## To be done
Check each line of the entries below for the string "legend" and state how many lines have it, with no other text.

## Entries
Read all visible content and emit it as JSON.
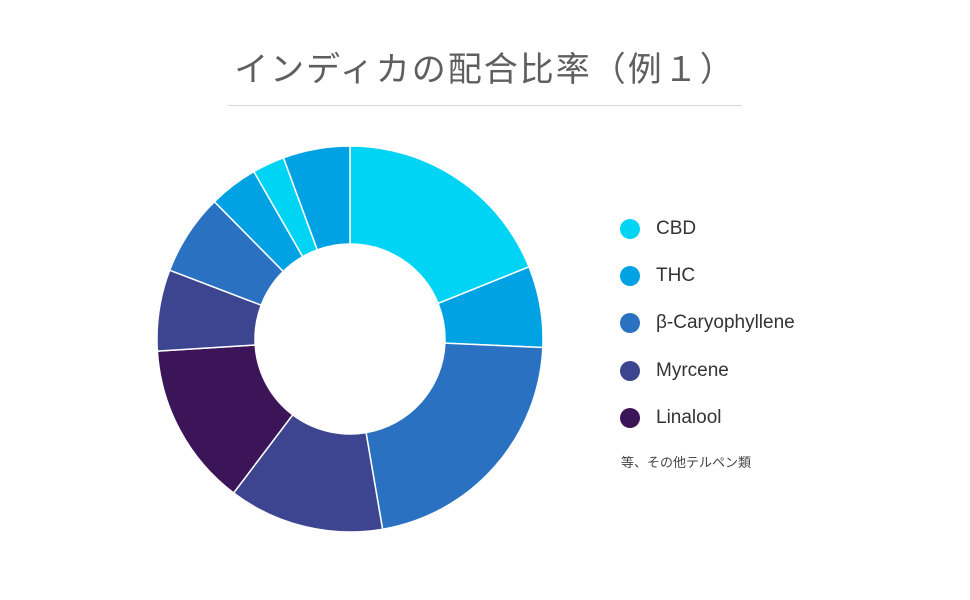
{
  "chart_data": {
    "type": "donut",
    "title": "インディカの配合比率（例１）",
    "legend": {
      "placement": "right",
      "entries": [
        {
          "name": "CBD",
          "color": "#00d4f5"
        },
        {
          "name": "THC",
          "color": "#00a2e3"
        },
        {
          "name": "β-Caryophyllene",
          "color": "#2a72c1"
        },
        {
          "name": "Myrcene",
          "color": "#3d4591"
        },
        {
          "name": "Linalool",
          "color": "#3c1559"
        }
      ]
    },
    "note": "等、その他テルペン類",
    "slices": [
      {
        "color": "#00d4f5",
        "value": 18.9
      },
      {
        "color": "#00a2e3",
        "value": 6.8
      },
      {
        "color": "#2a72c1",
        "value": 21.6
      },
      {
        "color": "#3d4591",
        "value": 13.0
      },
      {
        "color": "#3c1559",
        "value": 13.7
      },
      {
        "color": "#3d4591",
        "value": 6.8
      },
      {
        "color": "#2a72c1",
        "value": 6.8
      },
      {
        "color": "#00a2e3",
        "value": 4.1
      },
      {
        "color": "#00d4f5",
        "value": 2.7
      },
      {
        "color": "#00a2e3",
        "value": 5.6
      }
    ]
  }
}
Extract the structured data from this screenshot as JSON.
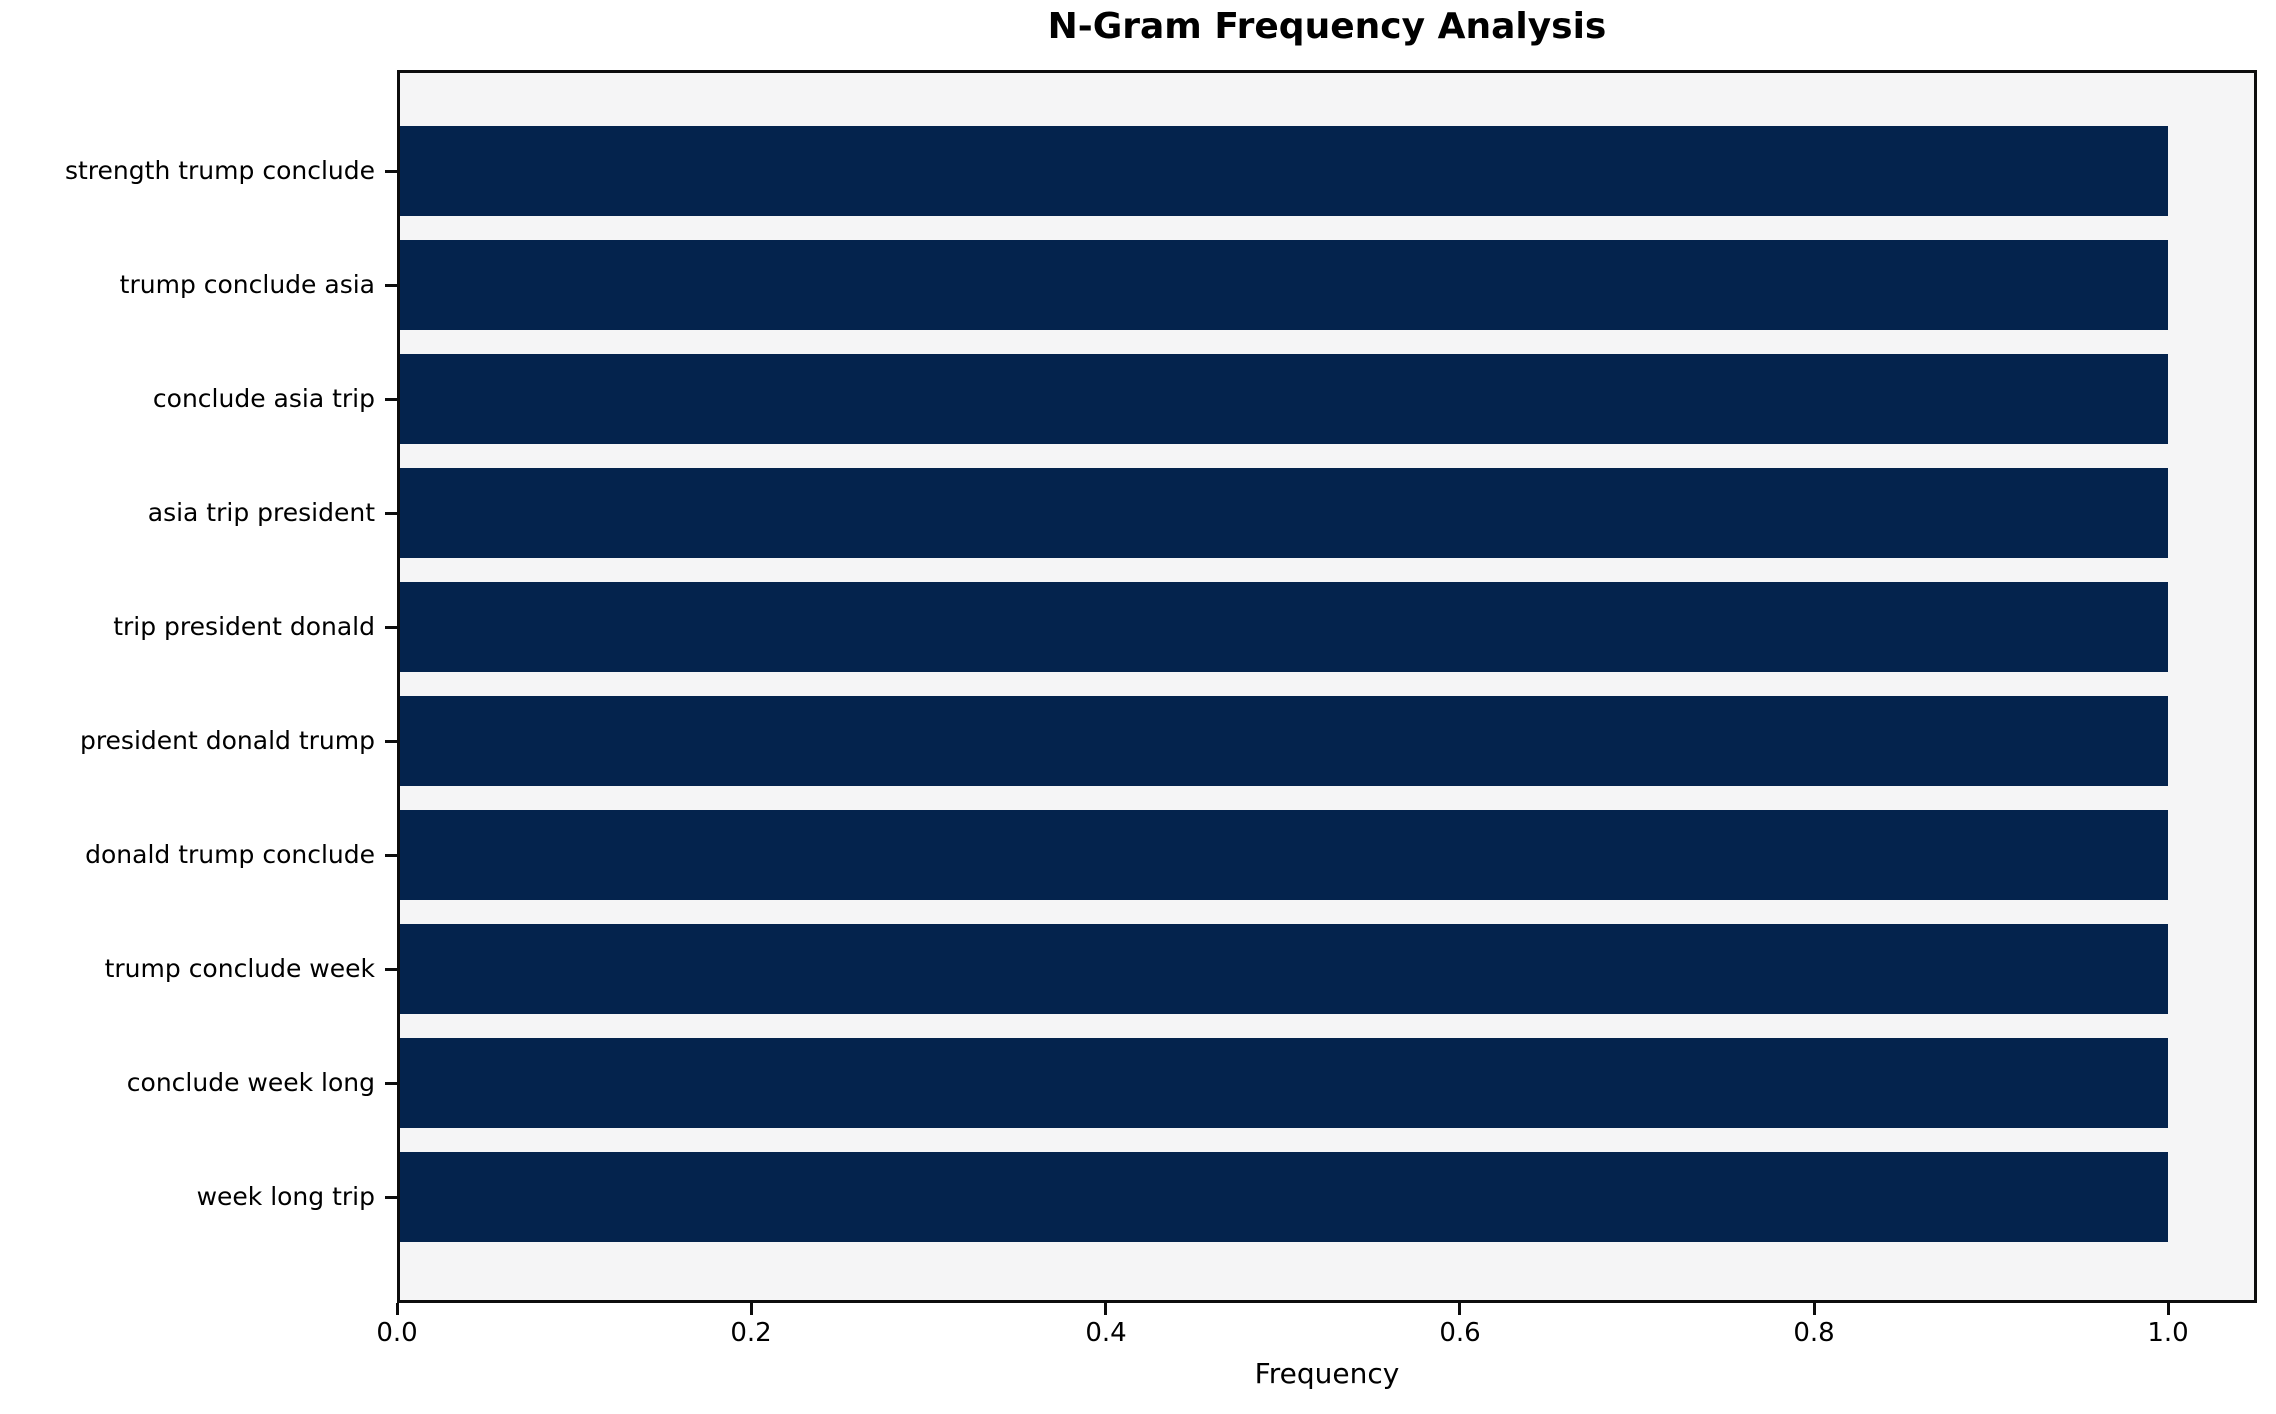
{
  "chart_data": {
    "type": "bar",
    "orientation": "horizontal",
    "title": "N-Gram Frequency Analysis",
    "xlabel": "Frequency",
    "ylabel": "",
    "categories": [
      "strength trump conclude",
      "trump conclude asia",
      "conclude asia trip",
      "asia trip president",
      "trip president donald",
      "president donald trump",
      "donald trump conclude",
      "trump conclude week",
      "conclude week long",
      "week long trip"
    ],
    "values": [
      1.0,
      1.0,
      1.0,
      1.0,
      1.0,
      1.0,
      1.0,
      1.0,
      1.0,
      1.0
    ],
    "xlim": [
      0,
      1.05
    ],
    "xticks": [
      0.0,
      0.2,
      0.4,
      0.6,
      0.8,
      1.0
    ],
    "xtick_labels": [
      "0.0",
      "0.2",
      "0.4",
      "0.6",
      "0.8",
      "1.0"
    ],
    "grid": false,
    "legend": null,
    "colors": {
      "bar": "#04234d",
      "plot_background": "#f5f5f6",
      "figure_background": "#ffffff",
      "spine": "#0d0d0d",
      "text": "#000000"
    }
  }
}
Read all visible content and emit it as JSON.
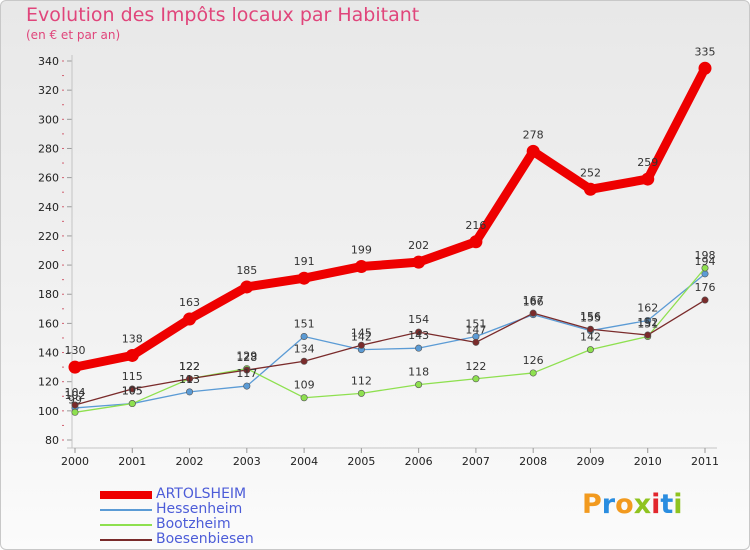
{
  "header": {
    "title": "Evolution des Impôts locaux par Habitant",
    "subtitle": "(en € et par an)"
  },
  "logo": {
    "text": "Proxiti",
    "colors": [
      "#f29a1f",
      "#2a8de0",
      "#f29a1f",
      "#8fc31f",
      "#e2262d",
      "#2a8de0",
      "#8fc31f"
    ]
  },
  "chart_data": {
    "type": "line",
    "title": "Evolution des Impôts locaux par Habitant",
    "subtitle": "(en € et par an)",
    "xlabel": "",
    "ylabel": "",
    "x": [
      "2000",
      "2001",
      "2002",
      "2003",
      "2004",
      "2005",
      "2006",
      "2007",
      "2008",
      "2009",
      "2010",
      "2011"
    ],
    "ylim": [
      80,
      340
    ],
    "yticks": [
      80,
      100,
      120,
      140,
      160,
      180,
      200,
      220,
      240,
      260,
      280,
      300,
      320,
      340
    ],
    "legend": "bottom-left",
    "series": [
      {
        "name": "Hessenheim",
        "color": "#5b9bd5",
        "values": [
          102,
          105,
          113,
          117,
          151,
          142,
          143,
          151,
          166,
          155,
          162,
          194
        ],
        "labels": [
          "102",
          "105",
          "113",
          "117",
          "151",
          "142",
          "143",
          "151",
          "166",
          "155",
          "162",
          "194"
        ]
      },
      {
        "name": "Bootzheim",
        "color": "#8ee04f",
        "values": [
          99,
          105,
          122,
          129,
          109,
          112,
          118,
          122,
          126,
          142,
          151,
          198
        ],
        "labels": [
          "99",
          "105",
          "122",
          "129",
          "109",
          "112",
          "118",
          "122",
          "126",
          "142",
          "151",
          "198"
        ]
      },
      {
        "name": "Boesenbiesen",
        "color": "#7a2b2b",
        "values": [
          104,
          115,
          122,
          128,
          134,
          145,
          154,
          147,
          167,
          156,
          152,
          176
        ],
        "labels": [
          "104",
          "115",
          "122",
          "128",
          "134",
          "145",
          "154",
          "147",
          "167",
          "156",
          "152",
          "176"
        ]
      },
      {
        "name": "ARTOLSHEIM",
        "color": "#ee0000",
        "values": [
          130,
          138,
          163,
          185,
          191,
          199,
          202,
          216,
          278,
          252,
          259,
          335
        ],
        "labels": [
          "130",
          "138",
          "163",
          "185",
          "191",
          "199",
          "202",
          "216",
          "278",
          "252",
          "259",
          "335"
        ]
      }
    ]
  },
  "legend": {
    "items": [
      {
        "label": "ARTOLSHEIM",
        "color": "#ee0000"
      },
      {
        "label": "Hessenheim",
        "color": "#5b9bd5"
      },
      {
        "label": "Bootzheim",
        "color": "#8ee04f"
      },
      {
        "label": "Boesenbiesen",
        "color": "#7a2b2b"
      }
    ]
  }
}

## Solved problem
4